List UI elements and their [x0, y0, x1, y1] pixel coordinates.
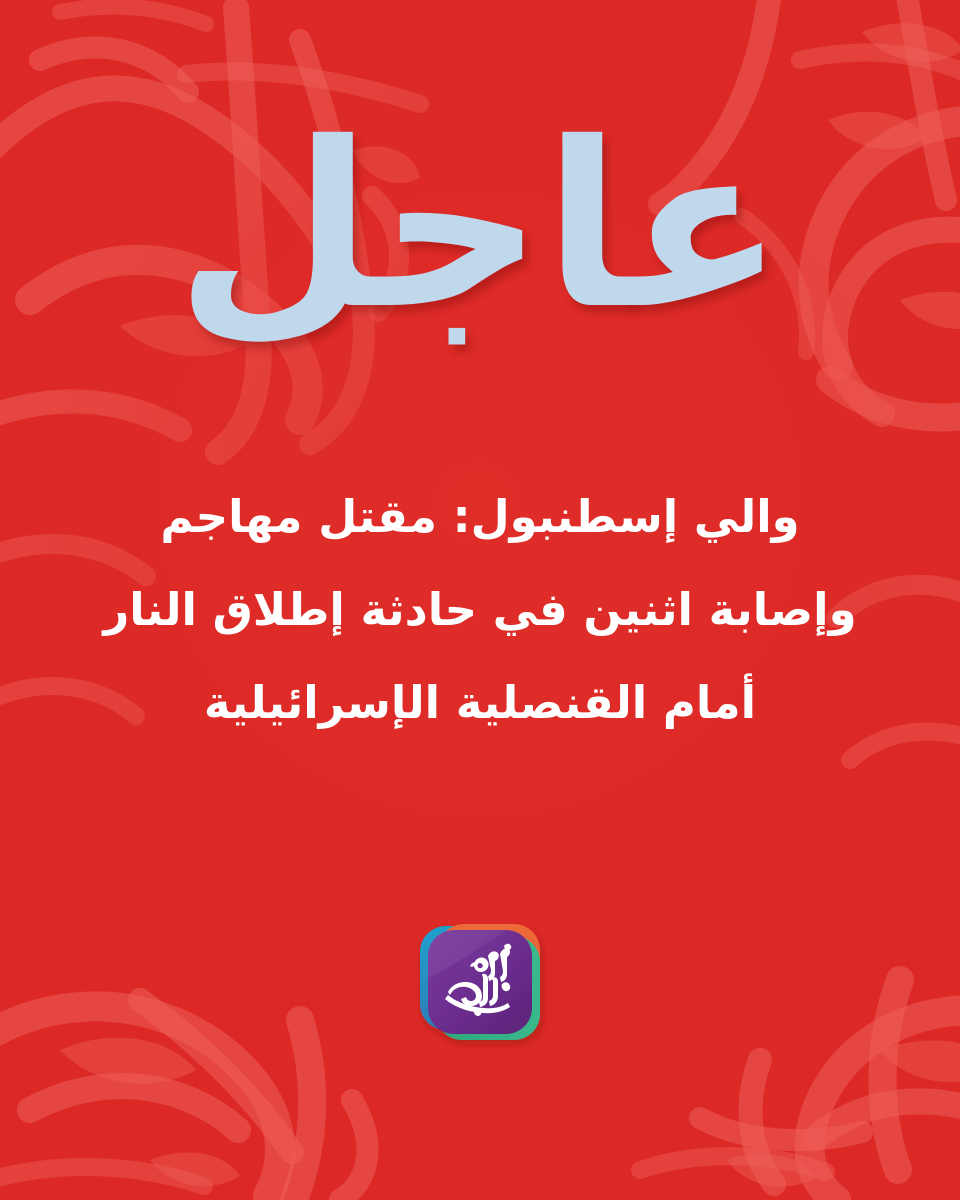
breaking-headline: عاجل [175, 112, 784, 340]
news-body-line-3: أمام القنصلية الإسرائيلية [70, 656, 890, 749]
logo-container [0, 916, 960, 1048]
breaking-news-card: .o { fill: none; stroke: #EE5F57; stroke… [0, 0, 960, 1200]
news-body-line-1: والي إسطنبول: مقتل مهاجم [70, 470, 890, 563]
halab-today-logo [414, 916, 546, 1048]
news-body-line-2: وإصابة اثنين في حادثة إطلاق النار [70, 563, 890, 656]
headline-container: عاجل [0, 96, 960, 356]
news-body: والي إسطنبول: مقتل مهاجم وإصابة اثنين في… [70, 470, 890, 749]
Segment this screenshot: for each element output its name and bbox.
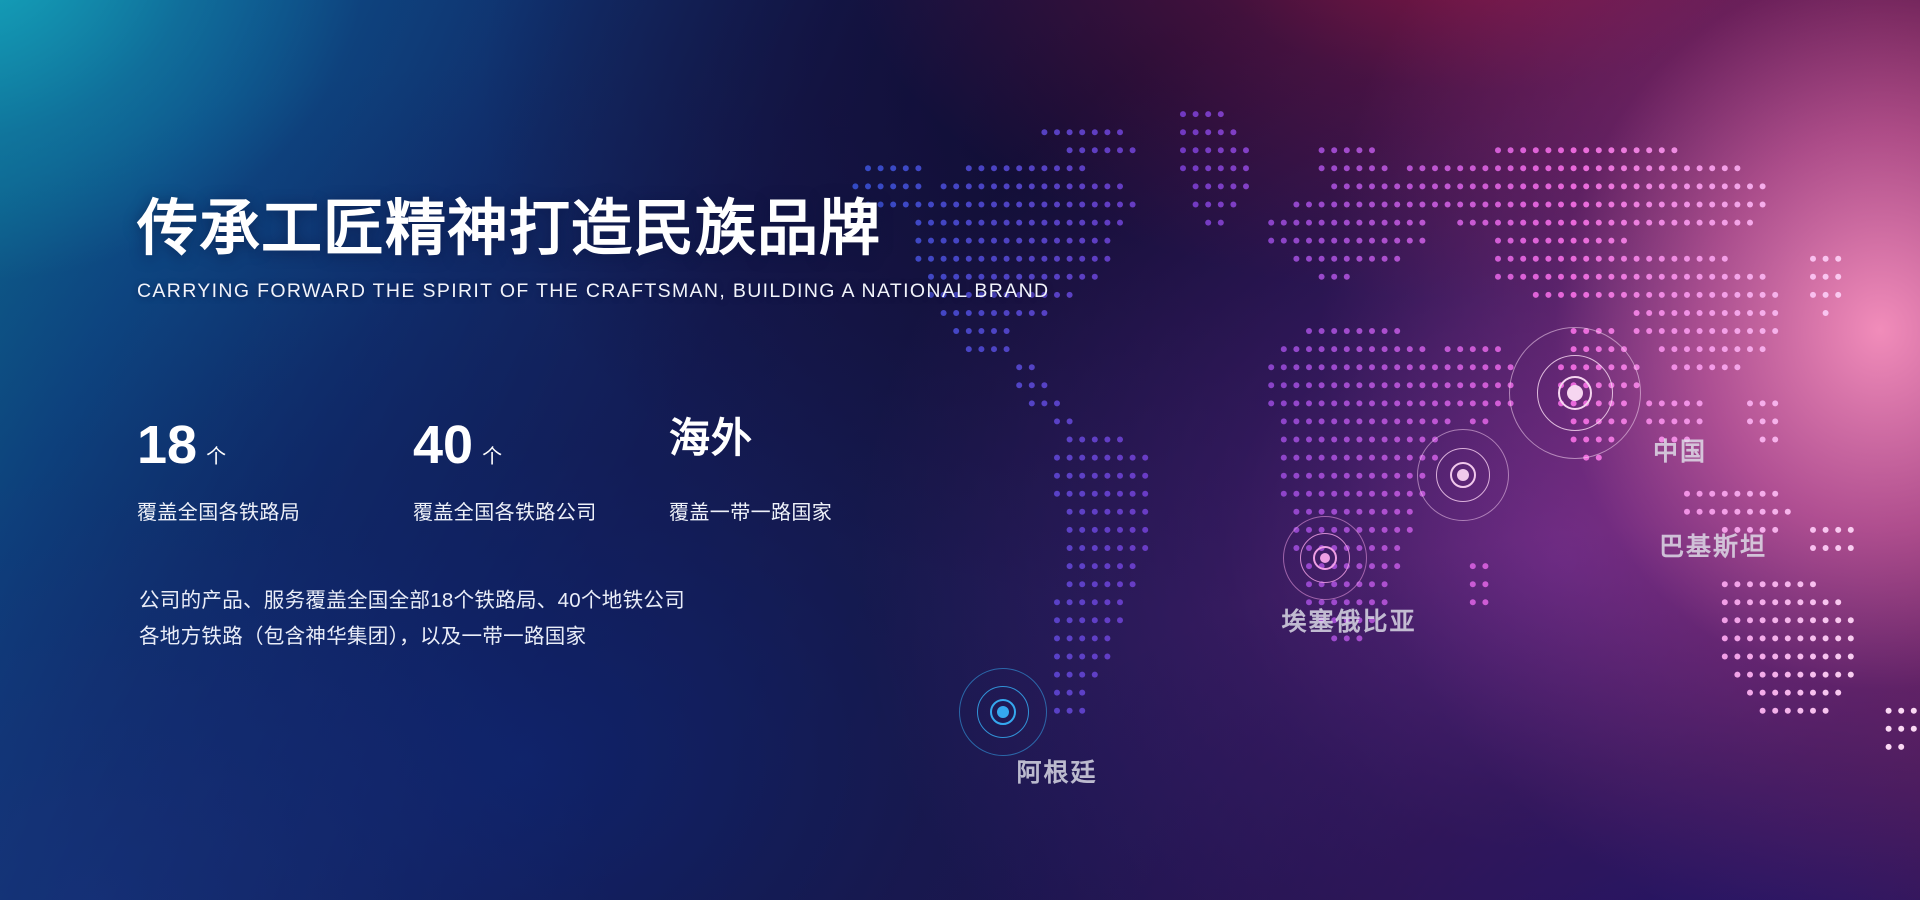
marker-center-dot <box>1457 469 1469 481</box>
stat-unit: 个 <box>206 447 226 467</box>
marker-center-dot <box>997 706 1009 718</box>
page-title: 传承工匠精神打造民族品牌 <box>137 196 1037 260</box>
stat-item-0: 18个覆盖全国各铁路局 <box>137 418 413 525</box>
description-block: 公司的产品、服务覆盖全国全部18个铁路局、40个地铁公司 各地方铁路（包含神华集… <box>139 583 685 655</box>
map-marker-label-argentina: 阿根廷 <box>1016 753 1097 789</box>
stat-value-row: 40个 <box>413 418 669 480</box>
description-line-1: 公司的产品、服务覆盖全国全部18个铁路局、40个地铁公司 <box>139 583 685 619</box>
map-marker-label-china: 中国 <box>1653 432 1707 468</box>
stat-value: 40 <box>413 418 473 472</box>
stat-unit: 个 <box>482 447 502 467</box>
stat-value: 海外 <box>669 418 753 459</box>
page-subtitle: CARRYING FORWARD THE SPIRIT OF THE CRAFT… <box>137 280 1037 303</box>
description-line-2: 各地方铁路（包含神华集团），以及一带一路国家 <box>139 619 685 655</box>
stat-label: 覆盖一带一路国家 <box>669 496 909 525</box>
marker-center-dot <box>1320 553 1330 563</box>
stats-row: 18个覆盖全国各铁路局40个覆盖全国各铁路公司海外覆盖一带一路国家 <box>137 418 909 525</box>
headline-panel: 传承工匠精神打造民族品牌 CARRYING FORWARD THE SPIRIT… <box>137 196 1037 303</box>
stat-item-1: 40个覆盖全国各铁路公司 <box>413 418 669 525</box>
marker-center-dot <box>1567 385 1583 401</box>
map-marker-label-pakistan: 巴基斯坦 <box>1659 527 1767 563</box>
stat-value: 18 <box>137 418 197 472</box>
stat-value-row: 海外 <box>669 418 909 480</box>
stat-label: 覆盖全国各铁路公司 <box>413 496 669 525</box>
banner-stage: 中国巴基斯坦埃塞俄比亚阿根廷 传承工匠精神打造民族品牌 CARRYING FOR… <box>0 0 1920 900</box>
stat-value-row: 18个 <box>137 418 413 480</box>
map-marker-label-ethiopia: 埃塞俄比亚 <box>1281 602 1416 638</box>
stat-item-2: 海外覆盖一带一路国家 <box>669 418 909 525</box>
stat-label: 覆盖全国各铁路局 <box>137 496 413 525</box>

------------------------------

# Task objective
Reproduce only the part of the records that opens with the line containing "breaking-headline: عاجل [175, 112, 784, 340]" and closes with the line containing "news-body-line-1: والي إسطنبول: مقتل", swapping "logo-container" for "brand-container" and keeping everything else unchanged.

# Answer to this problem
breaking-headline: عاجل [175, 112, 784, 340]
news-body-line-3: أمام القنصلية الإسرائيلية [70, 656, 890, 749]
brand-container [0, 916, 960, 1048]
breaking-news-card: .o { fill: none; stroke: #EE5F57; stroke… [0, 0, 960, 1200]
news-body-line-1: والي إسطنبول: مقتل مهاجم [70, 470, 890, 563]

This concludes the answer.